» **Problem statement**:
Quote all of the data exactly as given. Skip every picture it contains.

(Dataset records)
START

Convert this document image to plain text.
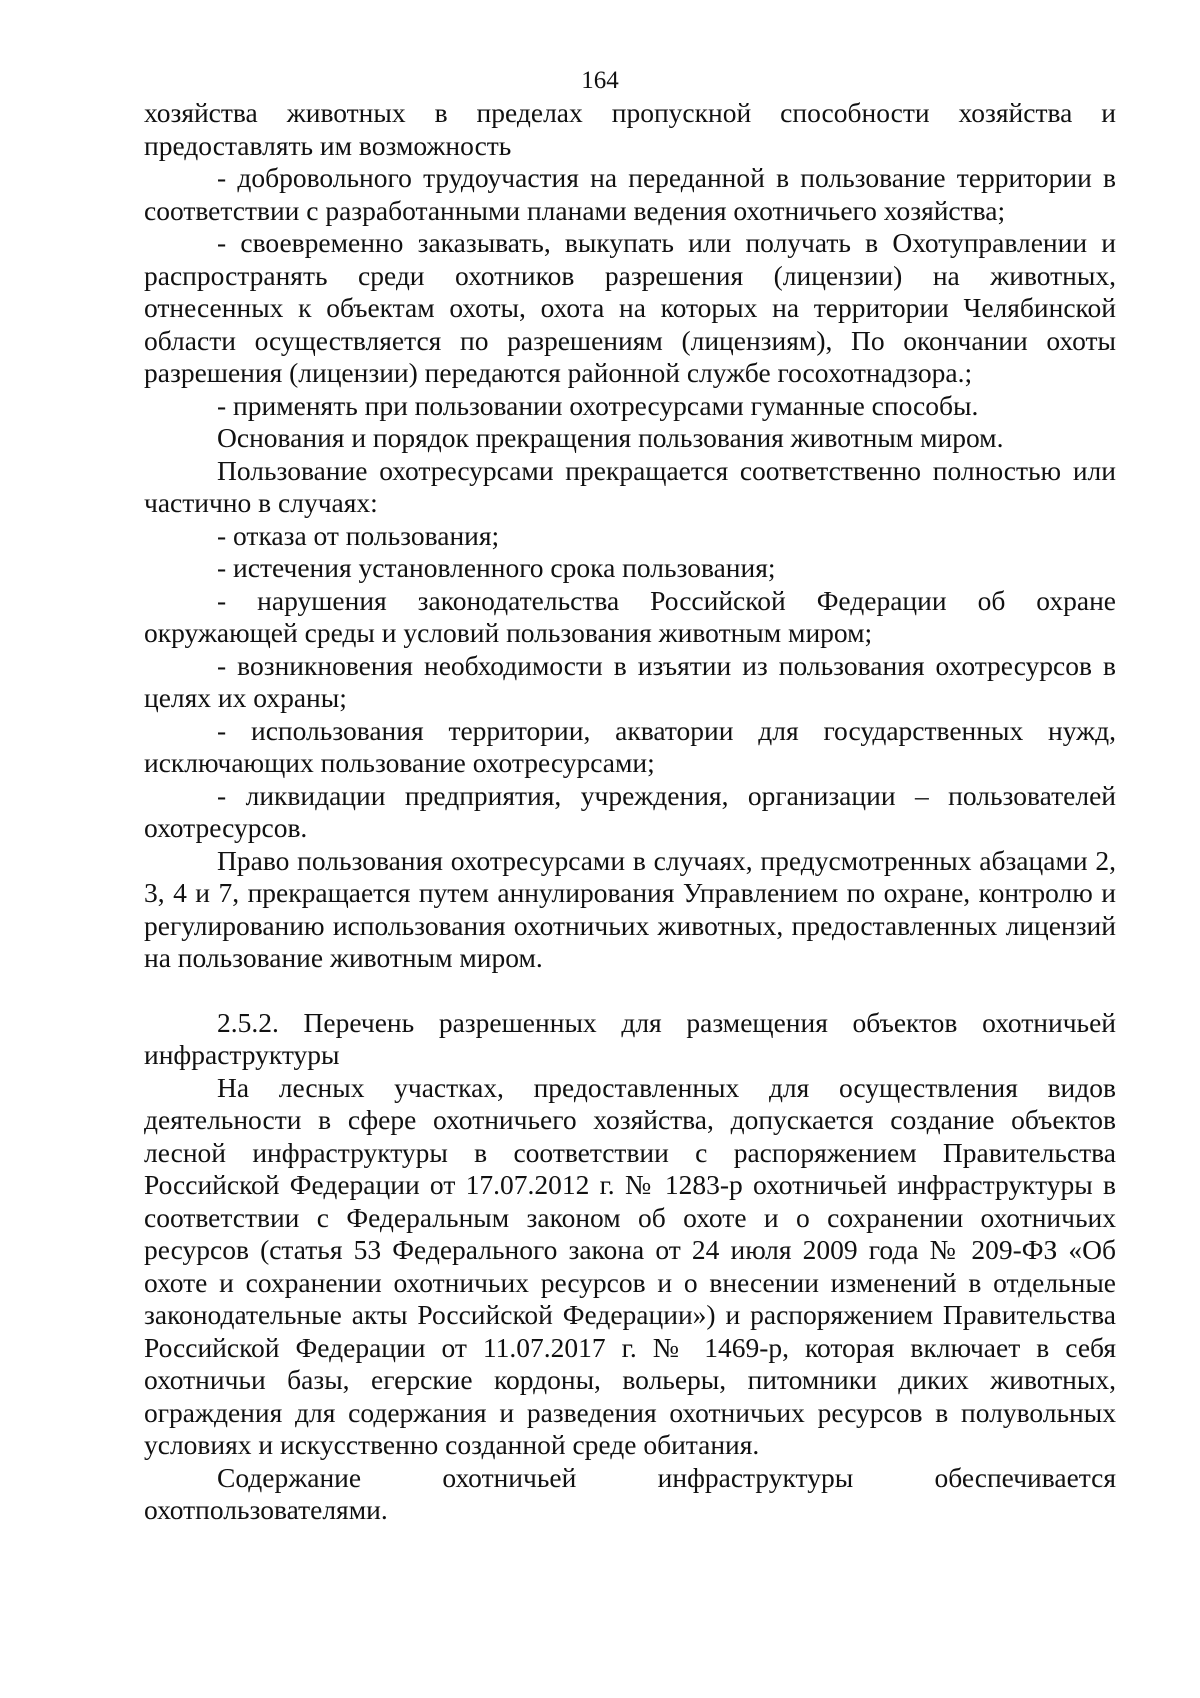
164

хозяйства животных в пределах пропускной способности хозяйства и предоставлять им возможность

- добровольного трудоучастия на переданной в пользование территории в соответствии с разработанными планами ведения охотничьего хозяйства;

- своевременно заказывать, выкупать или получать в Охотуправлении и распространять среди охотников разрешения (лицензии) на животных, отнесенных к объектам охоты, охота на которых на территории Челябинской области осуществляется по разрешениям (лицензиям), По окончании охоты разрешения (лицензии) передаются районной службе госохотнадзора.;

- применять при пользовании охотресурсами гуманные способы.

Основания и порядок прекращения пользования животным миром.

Пользование охотресурсами прекращается соответственно полностью или частично в случаях:

- отказа от пользования;

- истечения установленного срока пользования;

- нарушения законодательства Российской Федерации об охране окружающей среды и условий пользования животным миром;

- возникновения необходимости в изъятии из пользования охотресурсов в целях их охраны;

- использования территории, акватории для государственных нужд, исключающих пользование охотресурсами;

- ликвидации предприятия, учреждения, организации – пользователей охотресурсов.

Право пользования охотресурсами в случаях, предусмотренных абзацами 2, 3, 4 и 7, прекращается путем аннулирования Управлением по охране, контролю и регулированию использования охотничьих животных, предоставленных лицензий на пользование животным миром.

2.5.2. Перечень разрешенных для размещения объектов охотничьей инфраструктуры

На лесных участках, предоставленных для осуществления видов деятельности в сфере охотничьего хозяйства, допускается создание объектов лесной инфраструктуры в соответствии с распоряжением Правительства Российской Федерации от 17.07.2012 г. № 1283-р охотничьей инфраструктуры в соответствии с Федеральным законом об охоте и о сохранении охотничьих ресурсов (статья 53 Федерального закона от 24 июля 2009 года № 209-ФЗ «Об охоте и сохранении охотничьих ресурсов и о внесении изменений в отдельные законодательные акты Российской Федерации») и распоряжением Правительства Российской Федерации от 11.07.2017 г. № 1469-р, которая включает в себя охотничьи базы, егерские кордоны, вольеры, питомники диких животных, ограждения для содержания и разведения охотничьих ресурсов в полувольных условиях и искусственно созданной среде обитания.

Содержание охотничьей инфраструктуры обеспечивается охотпользователями.
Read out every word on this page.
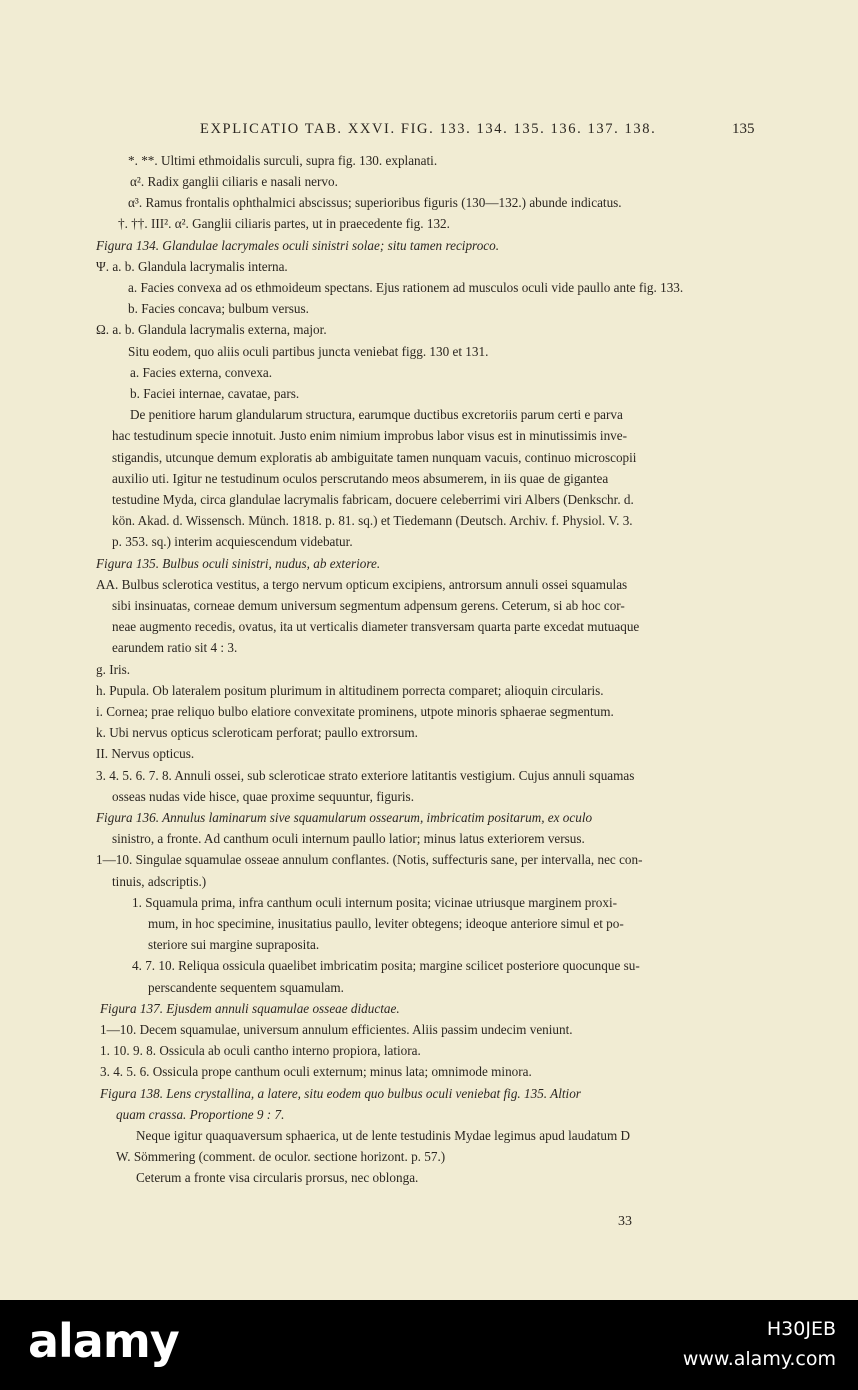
EXPLICATIO TAB. XXVI. FIG. 133. 134. 135. 136. 137. 138.	135
*. **. Ultimi ethmoidalis surculi, supra fig. 130. explanati.
α². Radix ganglii ciliaris e nasali nervo.
α³. Ramus frontalis ophthalmici abscissus; superioribus figuris (130—132.) abunde indicatus.
†. ††. III². α². Ganglii ciliaris partes, ut in praecedente fig. 132.
Figura 134. Glandulae lacrymales oculi sinistri solae; situ tamen reciproco.
Ψ. a. b. Glandula lacrymalis interna.
a. Facies convexa ad os ethmoideum spectans. Ejus rationem ad musculos oculi vide paullo ante fig. 133.
b. Facies concava; bulbum versus.
Ω. a. b. Glandula lacrymalis externa, major.
Situ eodem, quo aliis oculi partibus juncta veniebat figg. 130 et 131.
a. Facies externa, convexa.
b. Faciei internae, cavatae, pars.
De penitiore harum glandularum structura, earumque ductibus excretoriis parum certi e parva
hac testudinum specie innotuit. Justo enim nimium improbus labor visus est in minutissimis inve-
stigandis, utcunque demum exploratis ab ambiguitate tamen nunquam vacuis, continuo microscopii
auxilio uti. Igitur ne testudinum oculos perscrutando meos absumerem, in iis quae de gigantea
testudine Myda, circa glandulae lacrymalis fabricam, docuere celeberrimi viri Albers (Denkschr. d.
kön. Akad. d. Wissensch. Münch. 1818. p. 81. sq.) et Tiedemann (Deutsch. Archiv. f. Physiol. V. 3.
p. 353. sq.) interim acquiescendum videbatur.
Figura 135. Bulbus oculi sinistri, nudus, ab exteriore.
AA. Bulbus sclerotica vestitus, a tergo nervum opticum excipiens, antrorsum annuli ossei squamulas
sibi insinuatas, corneae demum universum segmentum adpensum gerens. Ceterum, si ab hoc cor-
neae augmento recedis, ovatus, ita ut verticalis diameter transversam quarta parte excedat mutuaque
earundem ratio sit 4 : 3.
g. Iris.
h. Pupula. Ob lateralem positum plurimum in altitudinem porrecta comparet; alioquin circularis.
i. Cornea; prae reliquo bulbo elatiore convexitate prominens, utpote minoris sphaerae segmentum.
k. Ubi nervus opticus scleroticam perforat; paullo extrorsum.
II. Nervus opticus.
3. 4. 5. 6. 7. 8. Annuli ossei, sub scleroticae strato exteriore latitantis vestigium. Cujus annuli squamas
osseas nudas vide hisce, quae proxime sequuntur, figuris.
Figura 136. Annulus laminarum sive squamularum ossearum, imbricatim positarum, ex oculo
sinistro, a fronte. Ad canthum oculi internum paullo latior; minus latus exteriorem versus.
1—10. Singulae squamulae osseae annulum conflantes. (Notis, suffecturis sane, per intervalla, nec con-
tinuis, adscriptis.)
1. Squamula prima, infra canthum oculi internum posita; vicinae utriusque marginem proxi-
mum, in hoc specimine, inusitatius paullo, leviter obtegens; ideoque anteriore simul et po-
steriore sui margine supraposita.
4. 7. 10. Reliqua ossicula quaelibet imbricatim posita; margine scilicet posteriore quocunque su-
perscandente sequentem squamulam.
Figura 137. Ejusdem annuli squamulae osseae diductae.
1—10. Decem squamulae, universum annulum efficientes. Aliis passim undecim veniunt.
1. 10. 9. 8. Ossicula ab oculi cantho interno propiora, latiora.
3. 4. 5. 6. Ossicula prope canthum oculi externum; minus lata; omnimode minora.
Figura 138. Lens crystallina, a latere, situ eodem quo bulbus oculi veniebat fig. 135. Altior
quam crassa. Proportione 9 : 7.
Neque igitur quaquaversum sphaerica, ut de lente testudinis Mydae legimus apud laudatum D
W. Sömmering (comment. de oculor. sectione horizont. p. 57.)
Ceterum a fronte visa circularis prorsus, nec oblonga.
33
alamy	H30JEB
www.alamy.com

END

» **Final result**:
Convert this document image to plain text.
164

хозяйства животных в пределах пропускной способности хозяйства и предоставлять им возможность

- добровольного трудоучастия на переданной в пользование территории в соответствии с разработанными планами ведения охотничьего хозяйства;

- своевременно заказывать, выкупать или получать в Охотуправлении и распространять среди охотников разрешения (лицензии) на животных, отнесенных к объектам охоты, охота на которых на территории Челябинской области осуществляется по разрешениям (лицензиям), По окончании охоты разрешения (лицензии) передаются районной службе госохотнадзора.;

- применять при пользовании охотресурсами гуманные способы.

Основания и порядок прекращения пользования животным миром.

Пользование охотресурсами прекращается соответственно полностью или частично в случаях:

- отказа от пользования;

- истечения установленного срока пользования;

- нарушения законодательства Российской Федерации об охране окружающей среды и условий пользования животным миром;

- возникновения необходимости в изъятии из пользования охотресурсов в целях их охраны;

- использования территории, акватории для государственных нужд, исключающих пользование охотресурсами;

- ликвидации предприятия, учреждения, организации – пользователей охотресурсов.

Право пользования охотресурсами в случаях, предусмотренных абзацами 2, 3, 4 и 7, прекращается путем аннулирования Управлением по охране, контролю и регулированию использования охотничьих животных, предоставленных лицензий на пользование животным миром.

2.5.2. Перечень разрешенных для размещения объектов охотничьей инфраструктуры

На лесных участках, предоставленных для осуществления видов деятельности в сфере охотничьего хозяйства, допускается создание объектов лесной инфраструктуры в соответствии с распоряжением Правительства Российской Федерации от 17.07.2012 г. № 1283-р охотничьей инфраструктуры в соответствии с Федеральным законом об охоте и о сохранении охотничьих ресурсов (статья 53 Федерального закона от 24 июля 2009 года № 209-ФЗ «Об охоте и сохранении охотничьих ресурсов и о внесении изменений в отдельные законодательные акты Российской Федерации») и распоряжением Правительства Российской Федерации от 11.07.2017 г. № 1469-р, которая включает в себя охотничьи базы, егерские кордоны, вольеры, питомники диких животных, ограждения для содержания и разведения охотничьих ресурсов в полувольных условиях и искусственно созданной среде обитания.

Содержание охотничьей инфраструктуры обеспечивается охотпользователями.
Read out every word on this page.
EXPLICATIO TAB. XXVI. FIG. 133. 134. 135. 136. 137. 138.	135
*. **. Ultimi ethmoidalis surculi, supra fig. 130. explanati.
α². Radix ganglii ciliaris e nasali nervo.
α³. Ramus frontalis ophthalmici abscissus; superioribus figuris (130—132.) abunde indicatus.
†. ††. III². α². Ganglii ciliaris partes, ut in praecedente fig. 132.
Figura 134. Glandulae lacrymales oculi sinistri solae; situ tamen reciproco.
Ψ. a. b. Glandula lacrymalis interna.
a. Facies convexa ad os ethmoideum spectans. Ejus rationem ad musculos oculi vide paullo ante fig. 133.
b. Facies concava; bulbum versus.
Ω. a. b. Glandula lacrymalis externa, major.
Situ eodem, quo aliis oculi partibus juncta veniebat figg. 130 et 131.
a. Facies externa, convexa.
b. Faciei internae, cavatae, pars.
De penitiore harum glandularum structura, earumque ductibus excretoriis parum certi e parva
hac testudinum specie innotuit. Justo enim nimium improbus labor visus est in minutissimis inve-
stigandis, utcunque demum exploratis ab ambiguitate tamen nunquam vacuis, continuo microscopii
auxilio uti. Igitur ne testudinum oculos perscrutando meos absumerem, in iis quae de gigantea
testudine Myda, circa glandulae lacrymalis fabricam, docuere celeberrimi viri Albers (Denkschr. d.
kön. Akad. d. Wissensch. Münch. 1818. p. 81. sq.) et Tiedemann (Deutsch. Archiv. f. Physiol. V. 3.
p. 353. sq.) interim acquiescendum videbatur.
Figura 135. Bulbus oculi sinistri, nudus, ab exteriore.
AA. Bulbus sclerotica vestitus, a tergo nervum opticum excipiens, antrorsum annuli ossei squamulas
sibi insinuatas, corneae demum universum segmentum adpensum gerens. Ceterum, si ab hoc cor-
neae augmento recedis, ovatus, ita ut verticalis diameter transversam quarta parte excedat mutuaque
earundem ratio sit 4 : 3.
g. Iris.
h. Pupula. Ob lateralem positum plurimum in altitudinem porrecta comparet; alioquin circularis.
i. Cornea; prae reliquo bulbo elatiore convexitate prominens, utpote minoris sphaerae segmentum.
k. Ubi nervus opticus scleroticam perforat; paullo extrorsum.
II. Nervus opticus.
3. 4. 5. 6. 7. 8. Annuli ossei, sub scleroticae strato exteriore latitantis vestigium. Cujus annuli squamas
osseas nudas vide hisce, quae proxime sequuntur, figuris.
Figura 136. Annulus laminarum sive squamularum ossearum, imbricatim positarum, ex oculo
sinistro, a fronte. Ad canthum oculi internum paullo latior; minus latus exteriorem versus.
1—10. Singulae squamulae osseae annulum conflantes. (Notis, suffecturis sane, per intervalla, nec con-
tinuis, adscriptis.)
1. Squamula prima, infra canthum oculi internum posita; vicinae utriusque marginem proxi-
mum, in hoc specimine, inusitatius paullo, leviter obtegens; ideoque anteriore simul et po-
steriore sui margine supraposita.
4. 7. 10. Reliqua ossicula quaelibet imbricatim posita; margine scilicet posteriore quocunque su-
perscandente sequentem squamulam.
Figura 137. Ejusdem annuli squamulae osseae diductae.
1—10. Decem squamulae, universum annulum efficientes. Aliis passim undecim veniunt.
1. 10. 9. 8. Ossicula ab oculi cantho interno propiora, latiora.
3. 4. 5. 6. Ossicula prope canthum oculi externum; minus lata; omnimode minora.
Figura 138. Lens crystallina, a latere, situ eodem quo bulbus oculi veniebat fig. 135. Altior
quam crassa. Proportione 9 : 7.
Neque igitur quaquaversum sphaerica, ut de lente testudinis Mydae legimus apud laudatum D
W. Sömmering (comment. de oculor. sectione horizont. p. 57.)
Ceterum a fronte visa circularis prorsus, nec oblonga.
33
alamy	H30JEB
www.alamy.com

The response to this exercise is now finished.